# start of MATERIAL SHOWN

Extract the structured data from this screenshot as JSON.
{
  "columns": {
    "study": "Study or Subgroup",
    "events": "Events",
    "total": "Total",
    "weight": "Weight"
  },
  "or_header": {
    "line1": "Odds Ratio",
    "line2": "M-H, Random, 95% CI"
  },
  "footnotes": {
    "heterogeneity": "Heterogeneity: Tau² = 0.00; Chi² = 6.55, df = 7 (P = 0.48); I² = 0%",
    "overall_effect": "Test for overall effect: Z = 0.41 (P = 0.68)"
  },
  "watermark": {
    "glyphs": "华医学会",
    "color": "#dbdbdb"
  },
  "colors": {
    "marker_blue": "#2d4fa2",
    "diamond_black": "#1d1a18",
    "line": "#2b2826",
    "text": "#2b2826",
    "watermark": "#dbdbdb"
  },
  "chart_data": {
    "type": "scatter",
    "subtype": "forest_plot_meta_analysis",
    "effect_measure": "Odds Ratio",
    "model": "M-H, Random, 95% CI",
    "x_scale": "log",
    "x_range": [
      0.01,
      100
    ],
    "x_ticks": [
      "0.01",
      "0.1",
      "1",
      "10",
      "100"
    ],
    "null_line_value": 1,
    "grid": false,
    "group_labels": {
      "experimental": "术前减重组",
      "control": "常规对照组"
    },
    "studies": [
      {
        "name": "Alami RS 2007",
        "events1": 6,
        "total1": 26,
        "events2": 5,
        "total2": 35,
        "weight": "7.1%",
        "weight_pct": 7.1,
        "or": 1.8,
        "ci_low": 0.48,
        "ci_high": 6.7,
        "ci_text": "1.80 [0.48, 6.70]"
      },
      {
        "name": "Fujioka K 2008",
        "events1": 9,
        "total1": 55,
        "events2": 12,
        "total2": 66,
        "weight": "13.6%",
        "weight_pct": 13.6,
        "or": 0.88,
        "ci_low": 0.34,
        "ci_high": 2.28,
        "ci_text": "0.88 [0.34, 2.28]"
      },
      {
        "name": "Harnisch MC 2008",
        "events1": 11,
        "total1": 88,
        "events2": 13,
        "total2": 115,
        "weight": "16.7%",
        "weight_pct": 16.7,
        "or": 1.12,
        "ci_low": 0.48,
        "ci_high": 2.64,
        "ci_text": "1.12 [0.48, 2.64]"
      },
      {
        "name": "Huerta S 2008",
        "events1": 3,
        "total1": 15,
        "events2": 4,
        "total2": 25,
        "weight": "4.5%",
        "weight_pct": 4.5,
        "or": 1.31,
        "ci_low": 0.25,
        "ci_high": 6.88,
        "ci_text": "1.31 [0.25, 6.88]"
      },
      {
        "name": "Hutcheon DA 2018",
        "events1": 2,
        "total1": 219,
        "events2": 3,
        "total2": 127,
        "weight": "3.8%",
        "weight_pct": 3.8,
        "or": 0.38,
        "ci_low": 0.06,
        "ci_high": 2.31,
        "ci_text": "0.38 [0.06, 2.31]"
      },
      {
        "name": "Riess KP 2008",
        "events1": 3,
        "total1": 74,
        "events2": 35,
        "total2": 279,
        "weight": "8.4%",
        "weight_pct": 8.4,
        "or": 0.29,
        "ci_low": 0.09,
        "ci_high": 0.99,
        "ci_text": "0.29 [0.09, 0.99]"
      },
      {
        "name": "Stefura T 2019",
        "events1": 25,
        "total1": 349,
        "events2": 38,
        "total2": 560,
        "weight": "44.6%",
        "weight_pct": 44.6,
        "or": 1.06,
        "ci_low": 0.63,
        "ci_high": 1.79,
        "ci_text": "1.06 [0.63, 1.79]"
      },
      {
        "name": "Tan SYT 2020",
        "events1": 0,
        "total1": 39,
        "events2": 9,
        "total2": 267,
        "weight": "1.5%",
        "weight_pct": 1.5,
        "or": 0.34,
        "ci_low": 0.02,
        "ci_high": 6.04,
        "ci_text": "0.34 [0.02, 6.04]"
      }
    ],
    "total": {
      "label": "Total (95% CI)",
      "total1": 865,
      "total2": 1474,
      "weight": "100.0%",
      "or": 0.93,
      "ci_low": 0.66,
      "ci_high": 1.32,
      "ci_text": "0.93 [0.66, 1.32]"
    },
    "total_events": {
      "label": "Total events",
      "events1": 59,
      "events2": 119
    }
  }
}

# end of MATERIAL SHOWN

→ DIRECTIONS
Extract the whole listing, character for character.

→ ANSWER TO THIS PROBLEM
Extract the structured data from this screenshot as JSON.
{
  "columns": {
    "study": "Study or Subgroup",
    "events": "Events",
    "total": "Total",
    "weight": "Weight"
  },
  "or_header": {
    "line1": "Odds Ratio",
    "line2": "M-H, Random, 95% CI"
  },
  "footnotes": {
    "heterogeneity": "Heterogeneity: Tau² = 0.00; Chi² = 6.55, df = 7 (P = 0.48); I² = 0%",
    "overall_effect": "Test for overall effect: Z = 0.41 (P = 0.68)"
  },
  "watermark": {
    "glyphs": "华医学会",
    "color": "#dbdbdb"
  },
  "colors": {
    "marker_blue": "#2d4fa2",
    "diamond_black": "#1d1a18",
    "line": "#2b2826",
    "text": "#2b2826",
    "watermark": "#dbdbdb"
  },
  "chart_data": {
    "type": "scatter",
    "subtype": "forest_plot_meta_analysis",
    "effect_measure": "Odds Ratio",
    "model": "M-H, Random, 95% CI",
    "x_scale": "log",
    "x_range": [
      0.01,
      100
    ],
    "x_ticks": [
      "0.01",
      "0.1",
      "1",
      "10",
      "100"
    ],
    "null_line_value": 1,
    "grid": false,
    "group_labels": {
      "experimental": "术前减重组",
      "control": "常规对照组"
    },
    "studies": [
      {
        "name": "Alami RS 2007",
        "events1": 6,
        "total1": 26,
        "events2": 5,
        "total2": 35,
        "weight": "7.1%",
        "weight_pct": 7.1,
        "or": 1.8,
        "ci_low": 0.48,
        "ci_high": 6.7,
        "ci_text": "1.80 [0.48, 6.70]"
      },
      {
        "name": "Fujioka K 2008",
        "events1": 9,
        "total1": 55,
        "events2": 12,
        "total2": 66,
        "weight": "13.6%",
        "weight_pct": 13.6,
        "or": 0.88,
        "ci_low": 0.34,
        "ci_high": 2.28,
        "ci_text": "0.88 [0.34, 2.28]"
      },
      {
        "name": "Harnisch MC 2008",
        "events1": 11,
        "total1": 88,
        "events2": 13,
        "total2": 115,
        "weight": "16.7%",
        "weight_pct": 16.7,
        "or": 1.12,
        "ci_low": 0.48,
        "ci_high": 2.64,
        "ci_text": "1.12 [0.48, 2.64]"
      },
      {
        "name": "Huerta S 2008",
        "events1": 3,
        "total1": 15,
        "events2": 4,
        "total2": 25,
        "weight": "4.5%",
        "weight_pct": 4.5,
        "or": 1.31,
        "ci_low": 0.25,
        "ci_high": 6.88,
        "ci_text": "1.31 [0.25, 6.88]"
      },
      {
        "name": "Hutcheon DA 2018",
        "events1": 2,
        "total1": 219,
        "events2": 3,
        "total2": 127,
        "weight": "3.8%",
        "weight_pct": 3.8,
        "or": 0.38,
        "ci_low": 0.06,
        "ci_high": 2.31,
        "ci_text": "0.38 [0.06, 2.31]"
      },
      {
        "name": "Riess KP 2008",
        "events1": 3,
        "total1": 74,
        "events2": 35,
        "total2": 279,
        "weight": "8.4%",
        "weight_pct": 8.4,
        "or": 0.29,
        "ci_low": 0.09,
        "ci_high": 0.99,
        "ci_text": "0.29 [0.09, 0.99]"
      },
      {
        "name": "Stefura T 2019",
        "events1": 25,
        "total1": 349,
        "events2": 38,
        "total2": 560,
        "weight": "44.6%",
        "weight_pct": 44.6,
        "or": 1.06,
        "ci_low": 0.63,
        "ci_high": 1.79,
        "ci_text": "1.06 [0.63, 1.79]"
      },
      {
        "name": "Tan SYT 2020",
        "events1": 0,
        "total1": 39,
        "events2": 9,
        "total2": 267,
        "weight": "1.5%",
        "weight_pct": 1.5,
        "or": 0.34,
        "ci_low": 0.02,
        "ci_high": 6.04,
        "ci_text": "0.34 [0.02, 6.04]"
      }
    ],
    "total": {
      "label": "Total (95% CI)",
      "total1": 865,
      "total2": 1474,
      "weight": "100.0%",
      "or": 0.93,
      "ci_low": 0.66,
      "ci_high": 1.32,
      "ci_text": "0.93 [0.66, 1.32]"
    },
    "total_events": {
      "label": "Total events",
      "events1": 59,
      "events2": 119
    }
  }
}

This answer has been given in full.